>> Begin
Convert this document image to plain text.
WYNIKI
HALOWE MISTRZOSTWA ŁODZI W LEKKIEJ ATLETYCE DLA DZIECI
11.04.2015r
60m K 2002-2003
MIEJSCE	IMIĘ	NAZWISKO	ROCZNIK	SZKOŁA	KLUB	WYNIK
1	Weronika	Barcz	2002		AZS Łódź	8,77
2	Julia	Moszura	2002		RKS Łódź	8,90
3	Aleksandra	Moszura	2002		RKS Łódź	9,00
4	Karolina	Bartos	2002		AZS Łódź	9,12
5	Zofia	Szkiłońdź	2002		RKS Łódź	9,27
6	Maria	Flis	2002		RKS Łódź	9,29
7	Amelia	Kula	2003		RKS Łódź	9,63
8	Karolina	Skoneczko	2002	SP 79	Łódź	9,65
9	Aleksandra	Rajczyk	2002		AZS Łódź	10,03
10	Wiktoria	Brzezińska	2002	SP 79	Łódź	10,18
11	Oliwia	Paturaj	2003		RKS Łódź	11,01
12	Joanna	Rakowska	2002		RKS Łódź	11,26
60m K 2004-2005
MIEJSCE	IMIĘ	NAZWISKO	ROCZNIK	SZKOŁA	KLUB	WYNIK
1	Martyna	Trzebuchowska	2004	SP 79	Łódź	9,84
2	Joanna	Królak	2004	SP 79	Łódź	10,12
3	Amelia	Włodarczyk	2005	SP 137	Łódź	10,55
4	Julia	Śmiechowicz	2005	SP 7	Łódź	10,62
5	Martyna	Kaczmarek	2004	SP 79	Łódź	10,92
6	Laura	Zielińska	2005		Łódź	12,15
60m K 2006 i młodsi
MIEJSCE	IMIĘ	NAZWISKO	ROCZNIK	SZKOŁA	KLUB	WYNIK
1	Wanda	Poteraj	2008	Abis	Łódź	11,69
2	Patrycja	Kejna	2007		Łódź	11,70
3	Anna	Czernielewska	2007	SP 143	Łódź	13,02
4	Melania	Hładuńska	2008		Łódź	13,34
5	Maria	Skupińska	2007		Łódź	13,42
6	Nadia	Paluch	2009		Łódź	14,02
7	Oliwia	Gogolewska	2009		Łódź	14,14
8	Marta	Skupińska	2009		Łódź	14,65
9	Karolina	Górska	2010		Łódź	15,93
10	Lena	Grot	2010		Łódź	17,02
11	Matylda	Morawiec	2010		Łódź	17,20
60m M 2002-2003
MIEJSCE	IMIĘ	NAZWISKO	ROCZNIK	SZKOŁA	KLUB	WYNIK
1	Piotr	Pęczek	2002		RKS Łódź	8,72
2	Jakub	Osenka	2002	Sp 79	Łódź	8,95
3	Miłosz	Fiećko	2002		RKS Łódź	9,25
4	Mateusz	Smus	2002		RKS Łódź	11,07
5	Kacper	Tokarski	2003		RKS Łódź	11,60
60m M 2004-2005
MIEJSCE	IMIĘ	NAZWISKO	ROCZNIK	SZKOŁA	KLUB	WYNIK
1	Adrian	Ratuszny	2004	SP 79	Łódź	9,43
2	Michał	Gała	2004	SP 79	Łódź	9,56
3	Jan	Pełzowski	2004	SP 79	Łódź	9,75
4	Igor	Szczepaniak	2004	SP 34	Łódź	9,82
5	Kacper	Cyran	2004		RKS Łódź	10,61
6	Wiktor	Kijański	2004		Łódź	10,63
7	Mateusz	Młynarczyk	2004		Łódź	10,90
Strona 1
>> End
Exercise instructions: Copy out each record, keeping every word as it is.

Result below:
Convert this document image to plain text.
WYNIKI
HALOWE MISTRZOSTWA ŁODZI W LEKKIEJ ATLETYCE DLA DZIECI
11.04.2015r
60m K 2002-2003
MIEJSCE	IMIĘ	NAZWISKO	ROCZNIK	SZKOŁA	KLUB	WYNIK
1	Weronika	Barcz	2002		AZS Łódź	8,77
2	Julia	Moszura	2002		RKS Łódź	8,90
3	Aleksandra	Moszura	2002		RKS Łódź	9,00
4	Karolina	Bartos	2002		AZS Łódź	9,12
5	Zofia	Szkiłońdź	2002		RKS Łódź	9,27
6	Maria	Flis	2002		RKS Łódź	9,29
7	Amelia	Kula	2003		RKS Łódź	9,63
8	Karolina	Skoneczko	2002	SP 79	Łódź	9,65
9	Aleksandra	Rajczyk	2002		AZS Łódź	10,03
10	Wiktoria	Brzezińska	2002	SP 79	Łódź	10,18
11	Oliwia	Paturaj	2003		RKS Łódź	11,01
12	Joanna	Rakowska	2002		RKS Łódź	11,26
60m K 2004-2005
MIEJSCE	IMIĘ	NAZWISKO	ROCZNIK	SZKOŁA	KLUB	WYNIK
1	Martyna	Trzebuchowska	2004	SP 79	Łódź	9,84
2	Joanna	Królak	2004	SP 79	Łódź	10,12
3	Amelia	Włodarczyk	2005	SP 137	Łódź	10,55
4	Julia	Śmiechowicz	2005	SP 7	Łódź	10,62
5	Martyna	Kaczmarek	2004	SP 79	Łódź	10,92
6	Laura	Zielińska	2005		Łódź	12,15
60m K 2006 i młodsi
MIEJSCE	IMIĘ	NAZWISKO	ROCZNIK	SZKOŁA	KLUB	WYNIK
1	Wanda	Poteraj	2008	Abis	Łódź	11,69
2	Patrycja	Kejna	2007		Łódź	11,70
3	Anna	Czernielewska	2007	SP 143	Łódź	13,02
4	Melania	Hładuńska	2008		Łódź	13,34
5	Maria	Skupińska	2007		Łódź	13,42
6	Nadia	Paluch	2009		Łódź	14,02
7	Oliwia	Gogolewska	2009		Łódź	14,14
8	Marta	Skupińska	2009		Łódź	14,65
9	Karolina	Górska	2010		Łódź	15,93
10	Lena	Grot	2010		Łódź	17,02
11	Matylda	Morawiec	2010		Łódź	17,20
60m M 2002-2003
MIEJSCE	IMIĘ	NAZWISKO	ROCZNIK	SZKOŁA	KLUB	WYNIK
1	Piotr	Pęczek	2002		RKS Łódź	8,72
2	Jakub	Osenka	2002	Sp 79	Łódź	8,95
3	Miłosz	Fiećko	2002		RKS Łódź	9,25
4	Mateusz	Smus	2002		RKS Łódź	11,07
5	Kacper	Tokarski	2003		RKS Łódź	11,60
60m M 2004-2005
MIEJSCE	IMIĘ	NAZWISKO	ROCZNIK	SZKOŁA	KLUB	WYNIK
1	Adrian	Ratuszny	2004	SP 79	Łódź	9,43
2	Michał	Gała	2004	SP 79	Łódź	9,56
3	Jan	Pełzowski	2004	SP 79	Łódź	9,75
4	Igor	Szczepaniak	2004	SP 34	Łódź	9,82
5	Kacper	Cyran	2004		RKS Łódź	10,61
6	Wiktor	Kijański	2004		Łódź	10,63
7	Mateusz	Młynarczyk	2004		Łódź	10,90
Strona 1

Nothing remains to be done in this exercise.